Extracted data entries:
..............................

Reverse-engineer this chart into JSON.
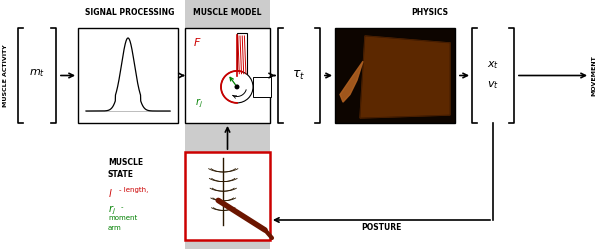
{
  "bg_color": "#ffffff",
  "gray_band_color": "#cccccc",
  "title_signal": "SIGNAL PROCESSING",
  "title_muscle": "MUSCLE MODEL",
  "title_physics": "PHYSICS",
  "label_muscle_activity": "MUSCLE ACTIVITY",
  "label_movement": "MOVEMENT",
  "label_posture": "POSTURE",
  "label_muscle_state": "MUSCLE\nSTATE",
  "red_color": "#cc0000",
  "green_color": "#008000",
  "physics_bg": "#0d0500",
  "brown_color": "#7a3800"
}
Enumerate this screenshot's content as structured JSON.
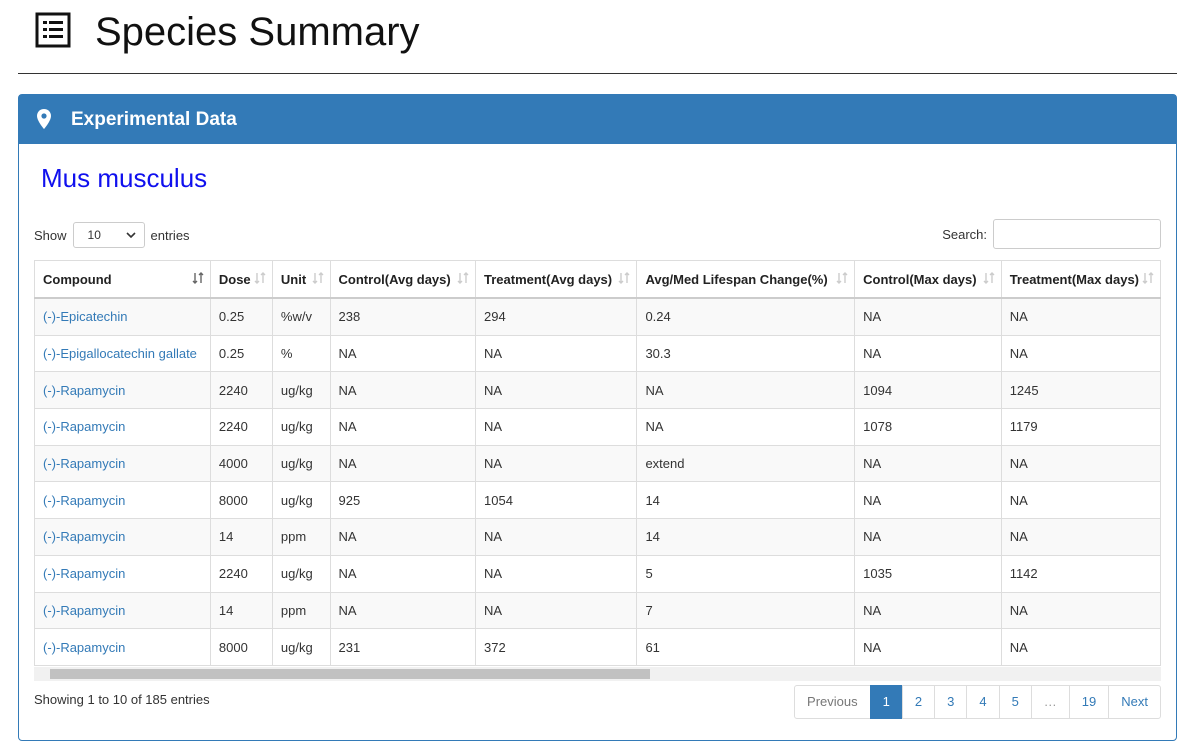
{
  "header": {
    "title": "Species Summary"
  },
  "panel": {
    "title": "Experimental Data",
    "species": "Mus musculus"
  },
  "controls": {
    "show_label": "Show",
    "page_size": "10",
    "entries_label": "entries",
    "search_label": "Search:"
  },
  "table": {
    "columns": [
      "Compound",
      "Dose",
      "Unit",
      "Control(Avg days)",
      "Treatment(Avg days)",
      "Avg/Med Lifespan Change(%)",
      "Control(Max days)",
      "Treatment(Max days)"
    ],
    "rows": [
      [
        "(-)-Epicatechin",
        "0.25",
        "%w/v",
        "238",
        "294",
        "0.24",
        "NA",
        "NA"
      ],
      [
        "(-)-Epigallocatechin gallate",
        "0.25",
        "%",
        "NA",
        "NA",
        "30.3",
        "NA",
        "NA"
      ],
      [
        "(-)-Rapamycin",
        "2240",
        "ug/kg",
        "NA",
        "NA",
        "NA",
        "1094",
        "1245"
      ],
      [
        "(-)-Rapamycin",
        "2240",
        "ug/kg",
        "NA",
        "NA",
        "NA",
        "1078",
        "1179"
      ],
      [
        "(-)-Rapamycin",
        "4000",
        "ug/kg",
        "NA",
        "NA",
        "extend",
        "NA",
        "NA"
      ],
      [
        "(-)-Rapamycin",
        "8000",
        "ug/kg",
        "925",
        "1054",
        "14",
        "NA",
        "NA"
      ],
      [
        "(-)-Rapamycin",
        "14",
        "ppm",
        "NA",
        "NA",
        "14",
        "NA",
        "NA"
      ],
      [
        "(-)-Rapamycin",
        "2240",
        "ug/kg",
        "NA",
        "NA",
        "5",
        "1035",
        "1142"
      ],
      [
        "(-)-Rapamycin",
        "14",
        "ppm",
        "NA",
        "NA",
        "7",
        "NA",
        "NA"
      ],
      [
        "(-)-Rapamycin",
        "8000",
        "ug/kg",
        "231",
        "372",
        "61",
        "NA",
        "NA"
      ]
    ]
  },
  "footer": {
    "info": "Showing 1 to 10 of 185 entries",
    "pagination": [
      "Previous",
      "1",
      "2",
      "3",
      "4",
      "5",
      "…",
      "19",
      "Next"
    ],
    "active_page": "1"
  }
}
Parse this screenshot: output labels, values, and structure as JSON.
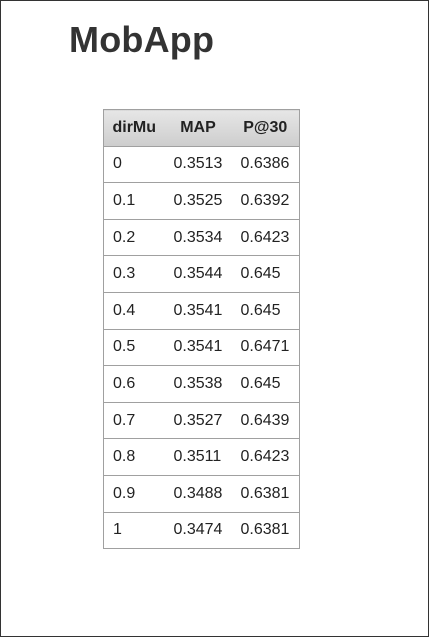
{
  "app": {
    "title": "MobApp"
  },
  "table": {
    "headers": [
      "dirMu",
      "MAP",
      "P@30"
    ],
    "rows": [
      [
        "0",
        "0.3513",
        "0.6386"
      ],
      [
        "0.1",
        "0.3525",
        "0.6392"
      ],
      [
        "0.2",
        "0.3534",
        "0.6423"
      ],
      [
        "0.3",
        "0.3544",
        "0.645"
      ],
      [
        "0.4",
        "0.3541",
        "0.645"
      ],
      [
        "0.5",
        "0.3541",
        "0.6471"
      ],
      [
        "0.6",
        "0.3538",
        "0.645"
      ],
      [
        "0.7",
        "0.3527",
        "0.6439"
      ],
      [
        "0.8",
        "0.3511",
        "0.6423"
      ],
      [
        "0.9",
        "0.3488",
        "0.6381"
      ],
      [
        "1",
        "0.3474",
        "0.6381"
      ]
    ]
  }
}
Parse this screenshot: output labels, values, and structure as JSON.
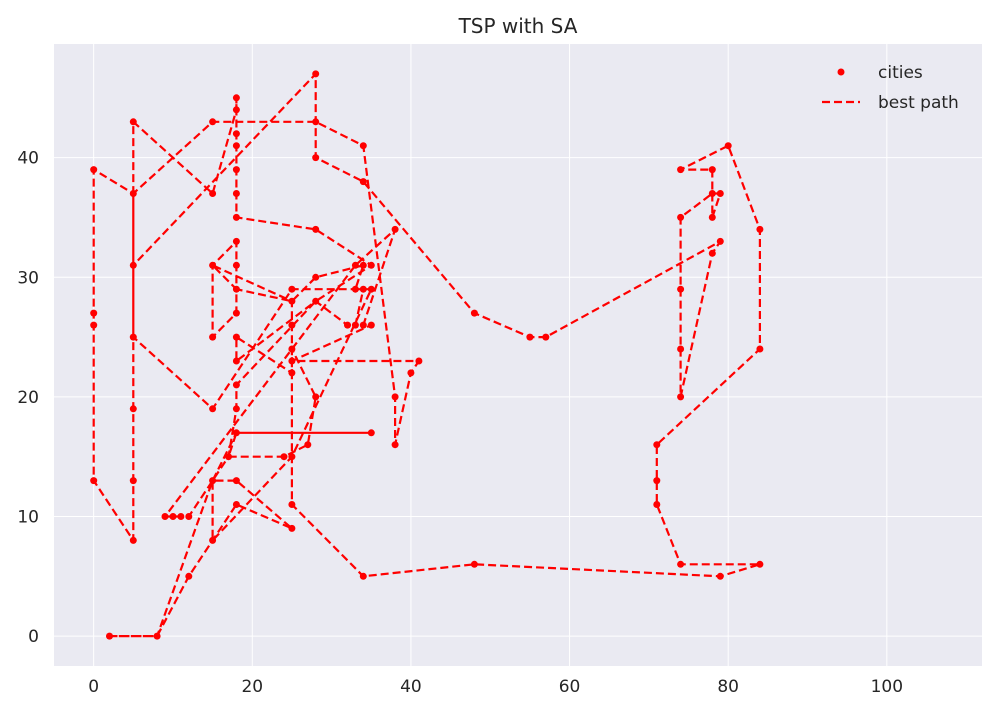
{
  "chart_data": {
    "type": "line",
    "title": "TSP with SA",
    "xlabel": "",
    "ylabel": "",
    "xlim": [
      -5,
      112
    ],
    "ylim": [
      -2.5,
      49.5
    ],
    "x_ticks": [
      0,
      20,
      40,
      60,
      80,
      100
    ],
    "y_ticks": [
      0,
      10,
      20,
      30,
      40
    ],
    "grid": true,
    "legend": {
      "position": "top-right",
      "entries": [
        "cities",
        "best path"
      ]
    },
    "colors": {
      "series": "#ff0000",
      "plot_background": "#eaeaf2",
      "grid": "#ffffff"
    },
    "series": [
      {
        "name": "best path",
        "style": "dashed",
        "marker": "dot",
        "points": [
          [
            2,
            0
          ],
          [
            8,
            0
          ],
          [
            12,
            5
          ],
          [
            15,
            8
          ],
          [
            18,
            11
          ],
          [
            25,
            9
          ],
          [
            18,
            13
          ],
          [
            15,
            13
          ],
          [
            15,
            8
          ],
          [
            25,
            15
          ],
          [
            35,
            29
          ],
          [
            25,
            29
          ],
          [
            15,
            19
          ],
          [
            5,
            25
          ],
          [
            5,
            31
          ],
          [
            5,
            37
          ],
          [
            0,
            39
          ],
          [
            0,
            27
          ],
          [
            0,
            26
          ],
          [
            0,
            13
          ],
          [
            5,
            8
          ],
          [
            5,
            13
          ],
          [
            5,
            19
          ],
          [
            5,
            25
          ],
          [
            5,
            37
          ],
          [
            5,
            43
          ],
          [
            15,
            37
          ],
          [
            18,
            44
          ],
          [
            18,
            45
          ],
          [
            18,
            42
          ],
          [
            18,
            41
          ],
          [
            18,
            39
          ],
          [
            18,
            37
          ],
          [
            18,
            35
          ],
          [
            28,
            34
          ],
          [
            35,
            31
          ],
          [
            28,
            28
          ],
          [
            18,
            21
          ],
          [
            18,
            19
          ],
          [
            17,
            15
          ],
          [
            12,
            10
          ],
          [
            11,
            10
          ],
          [
            10,
            10
          ],
          [
            9,
            10
          ],
          [
            33,
            31
          ],
          [
            38,
            34
          ],
          [
            34,
            26
          ],
          [
            35,
            26
          ],
          [
            25,
            23
          ],
          [
            41,
            23
          ],
          [
            40,
            22
          ],
          [
            38,
            16
          ],
          [
            38,
            20
          ],
          [
            34,
            41
          ],
          [
            28,
            43
          ],
          [
            15,
            43
          ],
          [
            5,
            37
          ],
          [
            5,
            31
          ],
          [
            28,
            47
          ],
          [
            28,
            43
          ],
          [
            28,
            40
          ],
          [
            34,
            38
          ],
          [
            48,
            27
          ],
          [
            55,
            25
          ],
          [
            57,
            25
          ],
          [
            79,
            33
          ],
          [
            78,
            32
          ],
          [
            74,
            20
          ],
          [
            74,
            24
          ],
          [
            74,
            29
          ],
          [
            74,
            35
          ],
          [
            78,
            37
          ],
          [
            79,
            37
          ],
          [
            78,
            35
          ],
          [
            78,
            39
          ],
          [
            74,
            39
          ],
          [
            80,
            41
          ],
          [
            84,
            34
          ],
          [
            84,
            24
          ],
          [
            71,
            16
          ],
          [
            71,
            13
          ],
          [
            71,
            11
          ],
          [
            74,
            6
          ],
          [
            84,
            6
          ],
          [
            79,
            5
          ],
          [
            48,
            6
          ],
          [
            34,
            5
          ],
          [
            25,
            11
          ],
          [
            25,
            26
          ],
          [
            25,
            28
          ],
          [
            15,
            31
          ],
          [
            18,
            29
          ],
          [
            18,
            27
          ],
          [
            15,
            25
          ],
          [
            15,
            31
          ],
          [
            18,
            33
          ],
          [
            18,
            31
          ],
          [
            18,
            29
          ],
          [
            25,
            28
          ],
          [
            28,
            30
          ],
          [
            34,
            31
          ],
          [
            33,
            29
          ],
          [
            34,
            29
          ],
          [
            33,
            26
          ],
          [
            32,
            26
          ],
          [
            28,
            28
          ],
          [
            18,
            23
          ],
          [
            18,
            25
          ],
          [
            25,
            22
          ],
          [
            25,
            24
          ],
          [
            28,
            20
          ],
          [
            27,
            16
          ],
          [
            24,
            15
          ],
          [
            17,
            15
          ],
          [
            18,
            17
          ],
          [
            35,
            17
          ],
          [
            18,
            17
          ],
          [
            15,
            13
          ],
          [
            8,
            0
          ],
          [
            2,
            0
          ]
        ]
      }
    ]
  }
}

..............................

Given exercise
From the listing above, copy out each line where the word "MUSCLE" appears.

Exercise response
  "title_muscle": "MUSCLE MODEL",
  "label_muscle_activity": "MUSCLE ACTIVITY",
  "label_muscle_state": "MUSCLE\nSTATE",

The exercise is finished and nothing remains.